THE TASK
The lines you return must be all those in the data that hold the string "retailers".

----- EXTRACTED ENTRIES

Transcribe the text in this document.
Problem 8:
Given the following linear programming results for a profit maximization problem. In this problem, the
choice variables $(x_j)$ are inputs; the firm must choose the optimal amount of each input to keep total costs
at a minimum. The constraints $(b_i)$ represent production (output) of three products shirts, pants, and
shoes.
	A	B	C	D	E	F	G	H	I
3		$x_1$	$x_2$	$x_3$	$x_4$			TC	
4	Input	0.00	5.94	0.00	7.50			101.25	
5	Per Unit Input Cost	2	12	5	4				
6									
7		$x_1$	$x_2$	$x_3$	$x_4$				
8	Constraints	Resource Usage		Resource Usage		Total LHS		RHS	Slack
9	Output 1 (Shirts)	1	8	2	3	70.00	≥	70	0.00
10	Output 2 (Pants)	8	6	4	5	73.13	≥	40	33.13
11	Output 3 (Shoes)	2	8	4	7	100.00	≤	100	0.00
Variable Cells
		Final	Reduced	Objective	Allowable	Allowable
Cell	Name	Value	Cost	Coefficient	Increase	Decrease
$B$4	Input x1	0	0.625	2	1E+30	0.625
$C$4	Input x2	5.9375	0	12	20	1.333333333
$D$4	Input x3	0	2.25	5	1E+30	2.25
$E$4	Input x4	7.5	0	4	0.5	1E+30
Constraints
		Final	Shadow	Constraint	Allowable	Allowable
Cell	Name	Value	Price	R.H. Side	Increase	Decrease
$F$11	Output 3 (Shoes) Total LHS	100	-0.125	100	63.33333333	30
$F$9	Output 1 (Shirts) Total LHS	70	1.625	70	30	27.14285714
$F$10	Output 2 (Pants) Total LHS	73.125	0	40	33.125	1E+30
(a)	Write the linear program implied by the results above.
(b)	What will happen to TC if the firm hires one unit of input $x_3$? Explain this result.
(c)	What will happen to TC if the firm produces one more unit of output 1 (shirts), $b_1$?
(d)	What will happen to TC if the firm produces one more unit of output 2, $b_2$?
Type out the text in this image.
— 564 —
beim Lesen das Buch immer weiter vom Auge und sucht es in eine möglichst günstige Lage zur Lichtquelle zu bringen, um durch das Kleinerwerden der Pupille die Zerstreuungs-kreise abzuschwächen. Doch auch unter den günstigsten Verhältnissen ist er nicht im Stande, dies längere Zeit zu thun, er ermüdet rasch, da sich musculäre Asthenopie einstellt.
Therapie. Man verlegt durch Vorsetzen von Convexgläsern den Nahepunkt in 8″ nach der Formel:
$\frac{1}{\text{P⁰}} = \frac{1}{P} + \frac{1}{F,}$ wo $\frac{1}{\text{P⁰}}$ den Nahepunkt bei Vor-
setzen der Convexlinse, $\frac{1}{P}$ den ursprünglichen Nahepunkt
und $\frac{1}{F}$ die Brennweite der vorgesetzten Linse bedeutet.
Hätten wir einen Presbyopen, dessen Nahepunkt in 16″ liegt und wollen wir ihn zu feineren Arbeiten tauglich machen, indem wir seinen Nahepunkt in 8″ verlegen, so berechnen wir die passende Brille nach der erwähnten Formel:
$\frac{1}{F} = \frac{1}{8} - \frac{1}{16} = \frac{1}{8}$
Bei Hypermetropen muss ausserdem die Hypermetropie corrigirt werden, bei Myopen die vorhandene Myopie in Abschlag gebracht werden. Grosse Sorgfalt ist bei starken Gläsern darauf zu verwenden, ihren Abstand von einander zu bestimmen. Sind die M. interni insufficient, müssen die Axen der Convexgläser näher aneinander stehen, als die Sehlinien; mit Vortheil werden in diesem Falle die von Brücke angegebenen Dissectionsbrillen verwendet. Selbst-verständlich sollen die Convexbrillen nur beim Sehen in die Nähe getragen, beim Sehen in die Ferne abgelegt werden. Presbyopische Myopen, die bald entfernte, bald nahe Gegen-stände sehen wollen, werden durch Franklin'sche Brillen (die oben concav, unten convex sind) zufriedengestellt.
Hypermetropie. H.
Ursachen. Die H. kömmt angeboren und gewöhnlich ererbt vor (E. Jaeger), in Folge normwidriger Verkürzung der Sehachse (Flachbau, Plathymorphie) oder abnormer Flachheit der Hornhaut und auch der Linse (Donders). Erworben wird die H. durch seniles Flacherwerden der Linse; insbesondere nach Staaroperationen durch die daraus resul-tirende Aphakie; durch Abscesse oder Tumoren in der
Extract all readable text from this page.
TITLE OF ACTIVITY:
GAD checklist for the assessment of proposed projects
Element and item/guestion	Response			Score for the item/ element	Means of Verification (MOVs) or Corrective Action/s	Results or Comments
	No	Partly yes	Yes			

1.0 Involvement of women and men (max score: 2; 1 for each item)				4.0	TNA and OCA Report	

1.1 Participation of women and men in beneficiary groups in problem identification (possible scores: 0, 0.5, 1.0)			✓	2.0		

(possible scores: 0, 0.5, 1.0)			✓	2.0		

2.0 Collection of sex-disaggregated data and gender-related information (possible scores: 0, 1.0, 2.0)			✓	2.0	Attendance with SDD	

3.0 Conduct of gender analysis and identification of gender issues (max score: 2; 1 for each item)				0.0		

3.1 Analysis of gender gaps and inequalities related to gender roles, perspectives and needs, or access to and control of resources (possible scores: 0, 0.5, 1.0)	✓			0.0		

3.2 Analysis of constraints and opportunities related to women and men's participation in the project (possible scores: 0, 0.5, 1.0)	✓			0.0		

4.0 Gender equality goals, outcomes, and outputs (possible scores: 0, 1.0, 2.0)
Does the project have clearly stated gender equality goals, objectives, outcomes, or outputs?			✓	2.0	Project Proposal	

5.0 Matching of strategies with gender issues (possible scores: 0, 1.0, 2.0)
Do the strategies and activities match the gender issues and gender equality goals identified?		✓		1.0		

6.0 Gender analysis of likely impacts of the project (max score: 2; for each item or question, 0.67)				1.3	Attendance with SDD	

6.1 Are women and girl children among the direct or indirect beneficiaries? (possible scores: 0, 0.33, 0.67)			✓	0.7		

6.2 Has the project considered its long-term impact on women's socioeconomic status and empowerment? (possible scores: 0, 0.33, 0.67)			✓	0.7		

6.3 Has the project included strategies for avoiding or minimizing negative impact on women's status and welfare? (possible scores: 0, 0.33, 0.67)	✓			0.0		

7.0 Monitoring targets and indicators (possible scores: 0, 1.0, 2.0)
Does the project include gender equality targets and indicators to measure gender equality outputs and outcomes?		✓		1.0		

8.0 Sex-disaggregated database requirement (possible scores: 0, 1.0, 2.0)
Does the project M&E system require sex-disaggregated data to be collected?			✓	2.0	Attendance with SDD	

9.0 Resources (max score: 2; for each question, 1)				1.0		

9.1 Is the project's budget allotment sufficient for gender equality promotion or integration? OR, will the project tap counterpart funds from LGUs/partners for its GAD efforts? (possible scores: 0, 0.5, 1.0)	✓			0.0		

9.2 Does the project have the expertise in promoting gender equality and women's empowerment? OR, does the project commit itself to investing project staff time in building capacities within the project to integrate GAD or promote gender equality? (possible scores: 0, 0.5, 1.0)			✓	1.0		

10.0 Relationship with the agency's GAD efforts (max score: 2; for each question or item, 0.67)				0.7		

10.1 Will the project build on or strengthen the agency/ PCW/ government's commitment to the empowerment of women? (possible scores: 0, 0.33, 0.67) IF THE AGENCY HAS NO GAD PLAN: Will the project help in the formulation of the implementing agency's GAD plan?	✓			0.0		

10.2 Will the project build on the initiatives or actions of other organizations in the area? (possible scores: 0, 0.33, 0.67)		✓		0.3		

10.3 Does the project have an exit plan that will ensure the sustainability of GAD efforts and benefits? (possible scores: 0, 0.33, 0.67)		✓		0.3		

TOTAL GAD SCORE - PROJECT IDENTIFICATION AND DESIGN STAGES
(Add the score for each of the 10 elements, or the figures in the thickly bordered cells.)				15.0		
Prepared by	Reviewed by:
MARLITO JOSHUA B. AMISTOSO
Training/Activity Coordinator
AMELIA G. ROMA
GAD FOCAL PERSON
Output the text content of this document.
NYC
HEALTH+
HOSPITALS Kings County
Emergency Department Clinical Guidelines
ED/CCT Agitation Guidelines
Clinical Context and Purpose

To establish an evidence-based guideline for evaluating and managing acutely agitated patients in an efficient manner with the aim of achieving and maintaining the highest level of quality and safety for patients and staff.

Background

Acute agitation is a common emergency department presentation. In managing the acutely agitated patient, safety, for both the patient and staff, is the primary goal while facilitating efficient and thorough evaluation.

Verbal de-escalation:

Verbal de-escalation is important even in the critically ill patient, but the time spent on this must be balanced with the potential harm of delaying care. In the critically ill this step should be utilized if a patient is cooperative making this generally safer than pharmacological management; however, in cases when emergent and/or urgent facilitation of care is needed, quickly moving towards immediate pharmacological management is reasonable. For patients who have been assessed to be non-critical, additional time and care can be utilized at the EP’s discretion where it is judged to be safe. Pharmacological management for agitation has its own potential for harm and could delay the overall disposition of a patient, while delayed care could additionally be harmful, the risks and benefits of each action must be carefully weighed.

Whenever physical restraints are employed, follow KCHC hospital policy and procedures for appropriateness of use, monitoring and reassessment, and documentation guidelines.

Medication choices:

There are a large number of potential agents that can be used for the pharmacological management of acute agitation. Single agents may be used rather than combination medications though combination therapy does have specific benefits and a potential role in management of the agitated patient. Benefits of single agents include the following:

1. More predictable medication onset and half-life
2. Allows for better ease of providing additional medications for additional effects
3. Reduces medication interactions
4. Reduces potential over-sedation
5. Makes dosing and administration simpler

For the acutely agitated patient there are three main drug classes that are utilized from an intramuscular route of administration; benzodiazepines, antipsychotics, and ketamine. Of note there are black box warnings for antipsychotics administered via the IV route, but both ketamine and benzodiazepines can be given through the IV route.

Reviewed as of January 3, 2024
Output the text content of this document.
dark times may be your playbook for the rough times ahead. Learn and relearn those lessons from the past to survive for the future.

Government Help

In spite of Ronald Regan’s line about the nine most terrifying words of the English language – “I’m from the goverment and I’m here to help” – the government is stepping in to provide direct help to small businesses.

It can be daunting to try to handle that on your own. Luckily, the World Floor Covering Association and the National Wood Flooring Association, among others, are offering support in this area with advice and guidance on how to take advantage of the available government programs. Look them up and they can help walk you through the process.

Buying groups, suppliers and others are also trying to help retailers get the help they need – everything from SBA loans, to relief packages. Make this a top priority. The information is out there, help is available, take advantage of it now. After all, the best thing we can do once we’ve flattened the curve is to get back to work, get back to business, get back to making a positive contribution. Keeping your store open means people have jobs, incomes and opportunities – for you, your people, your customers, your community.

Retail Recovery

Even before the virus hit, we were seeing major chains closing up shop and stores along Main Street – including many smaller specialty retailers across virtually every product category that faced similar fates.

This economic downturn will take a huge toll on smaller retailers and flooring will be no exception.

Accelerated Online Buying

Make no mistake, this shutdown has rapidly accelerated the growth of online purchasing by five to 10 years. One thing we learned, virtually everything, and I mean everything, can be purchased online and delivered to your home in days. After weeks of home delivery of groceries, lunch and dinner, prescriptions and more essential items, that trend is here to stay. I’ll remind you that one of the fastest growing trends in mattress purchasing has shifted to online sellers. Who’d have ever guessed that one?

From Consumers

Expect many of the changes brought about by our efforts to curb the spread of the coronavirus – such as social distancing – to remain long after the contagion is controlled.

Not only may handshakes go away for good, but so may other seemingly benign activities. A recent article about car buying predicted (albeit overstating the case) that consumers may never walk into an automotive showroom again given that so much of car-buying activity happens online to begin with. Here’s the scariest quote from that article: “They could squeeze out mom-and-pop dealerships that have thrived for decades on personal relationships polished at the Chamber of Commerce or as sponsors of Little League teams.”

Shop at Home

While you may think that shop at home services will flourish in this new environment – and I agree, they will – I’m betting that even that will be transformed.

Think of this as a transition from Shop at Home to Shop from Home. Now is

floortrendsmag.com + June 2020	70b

----------

SOLUTION
Buying groups, suppliers and others are also trying to help retailers get the help they need – everything from SBA loans, to relief packages. Make this a top priority. The information is out there, help is available, take advantage of it now. After all, the best thing we can do once we’ve flattened the curve is to get back to work, get back to business, get back to making a positive contribution. Keeping your store open means people have jobs, incomes and opportunities – for you, your people, your customers, your community.
Even before the virus hit, we were seeing major chains closing up shop and stores along Main Street – including many smaller specialty retailers across virtually every product category that faced similar fates.
This economic downturn will take a huge toll on smaller retailers and flooring will be no exception.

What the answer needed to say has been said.